● GIVEN INSTRUCTION
Write the records out again, keeping each line exactly as it is.

● ENTRIES PROVIDED
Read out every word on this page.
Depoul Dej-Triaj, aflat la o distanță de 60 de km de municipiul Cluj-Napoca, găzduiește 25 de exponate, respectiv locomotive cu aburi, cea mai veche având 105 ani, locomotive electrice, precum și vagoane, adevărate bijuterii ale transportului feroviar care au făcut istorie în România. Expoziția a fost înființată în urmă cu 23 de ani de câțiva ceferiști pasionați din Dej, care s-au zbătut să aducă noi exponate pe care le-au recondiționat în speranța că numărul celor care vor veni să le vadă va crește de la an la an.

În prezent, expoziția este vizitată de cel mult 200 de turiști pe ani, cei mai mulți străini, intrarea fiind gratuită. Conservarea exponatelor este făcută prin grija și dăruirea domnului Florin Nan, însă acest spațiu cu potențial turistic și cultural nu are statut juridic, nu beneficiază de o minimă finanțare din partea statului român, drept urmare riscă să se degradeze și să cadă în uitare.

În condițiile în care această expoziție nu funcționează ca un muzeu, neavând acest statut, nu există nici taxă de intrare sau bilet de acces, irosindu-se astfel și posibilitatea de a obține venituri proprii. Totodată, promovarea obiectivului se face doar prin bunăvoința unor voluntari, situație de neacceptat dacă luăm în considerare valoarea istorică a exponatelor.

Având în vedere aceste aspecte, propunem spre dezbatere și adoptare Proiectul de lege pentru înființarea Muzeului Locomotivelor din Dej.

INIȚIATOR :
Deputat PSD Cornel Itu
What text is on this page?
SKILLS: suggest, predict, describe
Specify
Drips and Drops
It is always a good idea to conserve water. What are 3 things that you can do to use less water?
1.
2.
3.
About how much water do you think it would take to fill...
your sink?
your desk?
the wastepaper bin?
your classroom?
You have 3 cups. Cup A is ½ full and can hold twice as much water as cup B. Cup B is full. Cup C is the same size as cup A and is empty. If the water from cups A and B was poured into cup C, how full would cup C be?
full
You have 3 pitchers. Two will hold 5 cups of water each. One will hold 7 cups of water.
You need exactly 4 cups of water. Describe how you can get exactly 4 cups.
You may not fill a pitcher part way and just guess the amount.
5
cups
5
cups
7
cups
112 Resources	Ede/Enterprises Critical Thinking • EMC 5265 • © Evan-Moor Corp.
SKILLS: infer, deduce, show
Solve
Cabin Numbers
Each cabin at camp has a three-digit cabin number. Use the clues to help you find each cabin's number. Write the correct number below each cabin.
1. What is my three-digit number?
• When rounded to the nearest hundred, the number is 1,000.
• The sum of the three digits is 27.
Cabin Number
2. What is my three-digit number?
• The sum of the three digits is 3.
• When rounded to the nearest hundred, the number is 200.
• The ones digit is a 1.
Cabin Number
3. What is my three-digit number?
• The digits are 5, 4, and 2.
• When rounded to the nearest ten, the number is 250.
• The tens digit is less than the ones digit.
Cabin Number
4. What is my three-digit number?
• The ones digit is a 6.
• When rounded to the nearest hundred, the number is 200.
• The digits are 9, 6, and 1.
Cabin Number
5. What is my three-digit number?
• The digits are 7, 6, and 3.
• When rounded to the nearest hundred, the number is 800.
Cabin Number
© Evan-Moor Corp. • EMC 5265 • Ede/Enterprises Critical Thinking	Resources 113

● ANSWER TO THE EXERCISE
Read out every word on this page.
Depoul Dej-Triaj, aflat la o distanță de 60 de km de municipiul Cluj-Napoca, găzduiește 25 de exponate, respectiv locomotive cu aburi, cea mai veche având 105 ani, locomotive electrice, precum și vagoane, adevărate bijuterii ale transportului feroviar care au făcut istorie în România. Expoziția a fost înființată în urmă cu 23 de ani de câțiva ceferiști pasionați din Dej, care s-au zbătut să aducă noi exponate pe care le-au recondiționat în speranța că numărul celor care vor veni să le vadă va crește de la an la an.

În prezent, expoziția este vizitată de cel mult 200 de turiști pe ani, cei mai mulți străini, intrarea fiind gratuită. Conservarea exponatelor este făcută prin grija și dăruirea domnului Florin Nan, însă acest spațiu cu potențial turistic și cultural nu are statut juridic, nu beneficiază de o minimă finanțare din partea statului român, drept urmare riscă să se degradeze și să cadă în uitare.

În condițiile în care această expoziție nu funcționează ca un muzeu, neavând acest statut, nu există nici taxă de intrare sau bilet de acces, irosindu-se astfel și posibilitatea de a obține venituri proprii. Totodată, promovarea obiectivului se face doar prin bunăvoința unor voluntari, situație de neacceptat dacă luăm în considerare valoarea istorică a exponatelor.

Având în vedere aceste aspecte, propunem spre dezbatere și adoptare Proiectul de lege pentru înființarea Muzeului Locomotivelor din Dej.

INIȚIATOR :
Deputat PSD Cornel Itu
What text is on this page?
SKILLS: suggest, predict, describe
Specify
Drips and Drops
It is always a good idea to conserve water. What are 3 things that you can do to use less water?
1.
2.
3.
About how much water do you think it would take to fill...
your sink?
your desk?
the wastepaper bin?
your classroom?
You have 3 cups. Cup A is ½ full and can hold twice as much water as cup B. Cup B is full. Cup C is the same size as cup A and is empty. If the water from cups A and B was poured into cup C, how full would cup C be?
full
You have 3 pitchers. Two will hold 5 cups of water each. One will hold 7 cups of water.
You need exactly 4 cups of water. Describe how you can get exactly 4 cups.
You may not fill a pitcher part way and just guess the amount.
5
cups
5
cups
7
cups
112 Resources	Ede/Enterprises Critical Thinking • EMC 5265 • © Evan-Moor Corp.
SKILLS: infer, deduce, show
Solve
Cabin Numbers
Each cabin at camp has a three-digit cabin number. Use the clues to help you find each cabin's number. Write the correct number below each cabin.
1. What is my three-digit number?
• When rounded to the nearest hundred, the number is 1,000.
• The sum of the three digits is 27.
Cabin Number
2. What is my three-digit number?
• The sum of the three digits is 3.
• When rounded to the nearest hundred, the number is 200.
• The ones digit is a 1.
Cabin Number
3. What is my three-digit number?
• The digits are 5, 4, and 2.
• When rounded to the nearest ten, the number is 250.
• The tens digit is less than the ones digit.
Cabin Number
4. What is my three-digit number?
• The ones digit is a 6.
• When rounded to the nearest hundred, the number is 200.
• The digits are 9, 6, and 1.
Cabin Number
5. What is my three-digit number?
• The digits are 7, 6, and 3.
• When rounded to the nearest hundred, the number is 800.
Cabin Number
© Evan-Moor Corp. • EMC 5265 • Ede/Enterprises Critical Thinking	Resources 113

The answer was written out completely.